> Exercise
Give every line again exactly as it appears, please, but not the pictures.

Start Available data

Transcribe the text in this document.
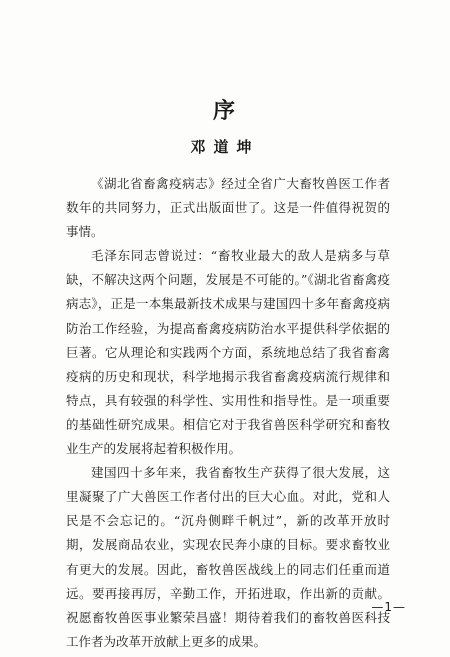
序
邓道坤

《湖北省畜禽疫病志》经过全省广大畜牧兽医工作者数年的共同努力，正式出版面世了。这是一件值得祝贺的事情。

毛泽东同志曾说过：“畜牧业最大的敌人是病多与草缺，不解决这两个问题，发展是不可能的。”《湖北省畜禽疫病志》，正是一本集最新技术成果与建国四十多年畜禽疫病防治工作经验，为提高畜禽疫病防治水平提供科学依据的巨著。它从理论和实践两个方面，系统地总结了我省畜禽疫病的历史和现状，科学地揭示我省畜禽疫病流行规律和特点，具有较强的科学性、实用性和指导性。是一项重要的基础性研究成果。相信它对于我省兽医科学研究和畜牧业生产的发展将起着积极作用。

建国四十多年来，我省畜牧生产获得了很大发展，这里凝聚了广大兽医工作者付出的巨大心血。对此，党和人民是不会忘记的。“沉舟侧畔千帆过”，新的改革开放时期，发展商品农业，实现农民奔小康的目标。要求畜牧业有更大的发展。因此，畜牧兽医战线上的同志们任重而道远。要再接再厉，辛勤工作，开拓进取，作出新的贡献。祝愿畜牧兽医事业繁荣昌盛！期待着我们的畜牧兽医科技工作者为改革开放献上更多的成果。

—1—
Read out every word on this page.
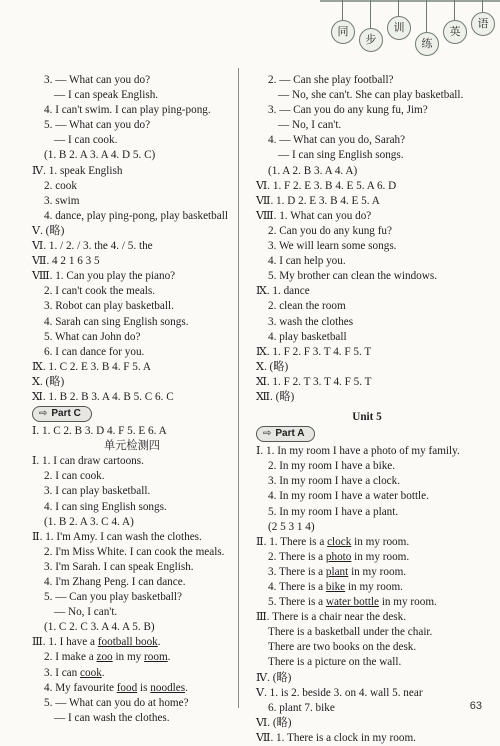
同
步
训
练
英
语
3. — What can you do?
— I can speak English.
4. I can't swim. I can play ping-pong.
5. — What can you do?
— I can cook.
(1. B 2. A 3. A 4. D 5. C)
Ⅳ. 1. speak English
2. cook
3. swim
4. dance, play ping-pong, play basketball
Ⅴ. (略)
Ⅵ. 1. / 2. / 3. the 4. / 5. the
Ⅶ. 4 2 1 6 3 5
Ⅷ. 1. Can you play the piano?
2. I can't cook the meals.
3. Robot can play basketball.
4. Sarah can sing English songs.
5. What can John do?
6. I can dance for you.
Ⅸ. 1. C 2. E 3. B 4. F 5. A
Ⅹ. (略)
Ⅺ. 1. B 2. B 3. A 4. B 5. C 6. C
⇨ Part C
Ⅰ. 1. C 2. B 3. D 4. F 5. E 6. A
单元检测四
Ⅰ. 1. I can draw cartoons.
2. I can cook.
3. I can play basketball.
4. I can sing English songs.
(1. B 2. A 3. C 4. A)
Ⅱ. 1. I'm Amy. I can wash the clothes.
2. I'm Miss White. I can cook the meals.
3. I'm Sarah. I can speak English.
4. I'm Zhang Peng. I can dance.
5. — Can you play basketball?
— No, I can't.
(1. C 2. C 3. A 4. A 5. B)
Ⅲ. 1. I have a football book.
2. I make a zoo in my room.
3. I can cook.
4. My favourite food is noodles.
5. — What can you do at home?
— I can wash the clothes.
2. — Can she play football?
— No, she can't. She can play basketball.
3. — Can you do any kung fu, Jim?
— No, I can't.
4. — What can you do, Sarah?
— I can sing English songs.
(1. A 2. B 3. A 4. A)
Ⅵ. 1. F 2. E 3. B 4. E 5. A 6. D
Ⅶ. 1. D 2. E 3. B 4. E 5. A
Ⅷ. 1. What can you do?
2. Can you do any kung fu?
3. We will learn some songs.
4. I can help you.
5. My brother can clean the windows.
Ⅸ. 1. dance
2. clean the room
3. wash the clothes
4. play basketball
Ⅸ. 1. F 2. F 3. T 4. F 5. T
Ⅹ. (略)
Ⅺ. 1. F 2. T 3. T 4. F 5. T
Ⅻ. (略)
Unit 5
⇨ Part A
Ⅰ. 1. In my room I have a photo of my family.
2. In my room I have a bike.
3. In my room I have a clock.
4. In my room I have a water bottle.
5. In my room I have a plant.
(2 5 3 1 4)
Ⅱ. 1. There is a clock in my room.
2. There is a photo in my room.
3. There is a plant in my room.
4. There is a bike in my room.
5. There is a water bottle in my room.
Ⅲ. There is a chair near the desk.
There is a basketball under the chair.
There are two books on the desk.
There is a picture on the wall.
Ⅳ. (略)
Ⅴ. 1. is 2. beside 3. on 4. wall 5. near
6. plant 7. bike
Ⅵ. (略)
Ⅶ. 1. There is a clock in my room.
63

End Available data

> Problem solution
Transcribe the text in this document.
序
邓道坤

《湖北省畜禽疫病志》经过全省广大畜牧兽医工作者数年的共同努力，正式出版面世了。这是一件值得祝贺的事情。

毛泽东同志曾说过：“畜牧业最大的敌人是病多与草缺，不解决这两个问题，发展是不可能的。”《湖北省畜禽疫病志》，正是一本集最新技术成果与建国四十多年畜禽疫病防治工作经验，为提高畜禽疫病防治水平提供科学依据的巨著。它从理论和实践两个方面，系统地总结了我省畜禽疫病的历史和现状，科学地揭示我省畜禽疫病流行规律和特点，具有较强的科学性、实用性和指导性。是一项重要的基础性研究成果。相信它对于我省兽医科学研究和畜牧业生产的发展将起着积极作用。

建国四十多年来，我省畜牧生产获得了很大发展，这里凝聚了广大兽医工作者付出的巨大心血。对此，党和人民是不会忘记的。“沉舟侧畔千帆过”，新的改革开放时期，发展商品农业，实现农民奔小康的目标。要求畜牧业有更大的发展。因此，畜牧兽医战线上的同志们任重而道远。要再接再厉，辛勤工作，开拓进取，作出新的贡献。祝愿畜牧兽医事业繁荣昌盛！期待着我们的畜牧兽医科技工作者为改革开放献上更多的成果。

—1—
Read out every word on this page.
同
步
训
练
英
语
3. — What can you do?
— I can speak English.
4. I can't swim. I can play ping-pong.
5. — What can you do?
— I can cook.
(1. B 2. A 3. A 4. D 5. C)
Ⅳ. 1. speak English
2. cook
3. swim
4. dance, play ping-pong, play basketball
Ⅴ. (略)
Ⅵ. 1. / 2. / 3. the 4. / 5. the
Ⅶ. 4 2 1 6 3 5
Ⅷ. 1. Can you play the piano?
2. I can't cook the meals.
3. Robot can play basketball.
4. Sarah can sing English songs.
5. What can John do?
6. I can dance for you.
Ⅸ. 1. C 2. E 3. B 4. F 5. A
Ⅹ. (略)
Ⅺ. 1. B 2. B 3. A 4. B 5. C 6. C
⇨ Part C
Ⅰ. 1. C 2. B 3. D 4. F 5. E 6. A
单元检测四
Ⅰ. 1. I can draw cartoons.
2. I can cook.
3. I can play basketball.
4. I can sing English songs.
(1. B 2. A 3. C 4. A)
Ⅱ. 1. I'm Amy. I can wash the clothes.
2. I'm Miss White. I can cook the meals.
3. I'm Sarah. I can speak English.
4. I'm Zhang Peng. I can dance.
5. — Can you play basketball?
— No, I can't.
(1. C 2. C 3. A 4. A 5. B)
Ⅲ. 1. I have a football book.
2. I make a zoo in my room.
3. I can cook.
4. My favourite food is noodles.
5. — What can you do at home?
— I can wash the clothes.
2. — Can she play football?
— No, she can't. She can play basketball.
3. — Can you do any kung fu, Jim?
— No, I can't.
4. — What can you do, Sarah?
— I can sing English songs.
(1. A 2. B 3. A 4. A)
Ⅵ. 1. F 2. E 3. B 4. E 5. A 6. D
Ⅶ. 1. D 2. E 3. B 4. E 5. A
Ⅷ. 1. What can you do?
2. Can you do any kung fu?
3. We will learn some songs.
4. I can help you.
5. My brother can clean the windows.
Ⅸ. 1. dance
2. clean the room
3. wash the clothes
4. play basketball
Ⅸ. 1. F 2. F 3. T 4. F 5. T
Ⅹ. (略)
Ⅺ. 1. F 2. T 3. T 4. F 5. T
Ⅻ. (略)
Unit 5
⇨ Part A
Ⅰ. 1. In my room I have a photo of my family.
2. In my room I have a bike.
3. In my room I have a clock.
4. In my room I have a water bottle.
5. In my room I have a plant.
(2 5 3 1 4)
Ⅱ. 1. There is a clock in my room.
2. There is a photo in my room.
3. There is a plant in my room.
4. There is a bike in my room.
5. There is a water bottle in my room.
Ⅲ. There is a chair near the desk.
There is a basketball under the chair.
There are two books on the desk.
There is a picture on the wall.
Ⅳ. (略)
Ⅴ. 1. is 2. beside 3. on 4. wall 5. near
6. plant 7. bike
Ⅵ. (略)
Ⅶ. 1. There is a clock in my room.
63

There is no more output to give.